→ Given records:
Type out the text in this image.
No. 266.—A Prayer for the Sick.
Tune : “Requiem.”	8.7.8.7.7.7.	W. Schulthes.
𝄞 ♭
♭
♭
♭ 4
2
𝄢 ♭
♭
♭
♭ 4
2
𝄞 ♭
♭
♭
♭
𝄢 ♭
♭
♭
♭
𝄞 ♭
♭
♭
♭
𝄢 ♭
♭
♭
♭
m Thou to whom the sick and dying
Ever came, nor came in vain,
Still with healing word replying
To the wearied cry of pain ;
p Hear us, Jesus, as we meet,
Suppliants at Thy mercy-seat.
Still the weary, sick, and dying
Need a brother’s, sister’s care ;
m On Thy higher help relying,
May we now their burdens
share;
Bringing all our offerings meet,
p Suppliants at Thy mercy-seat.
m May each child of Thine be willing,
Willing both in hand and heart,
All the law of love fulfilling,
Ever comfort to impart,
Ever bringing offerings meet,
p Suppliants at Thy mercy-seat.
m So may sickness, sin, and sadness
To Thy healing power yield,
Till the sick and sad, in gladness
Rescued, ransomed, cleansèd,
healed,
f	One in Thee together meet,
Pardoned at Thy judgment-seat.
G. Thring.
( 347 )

→ Short task: Go through the material line by line. Show each line that contains the string "offerings".

→ Task answer:
Bringing all our offerings meet,
Ever bringing offerings meet,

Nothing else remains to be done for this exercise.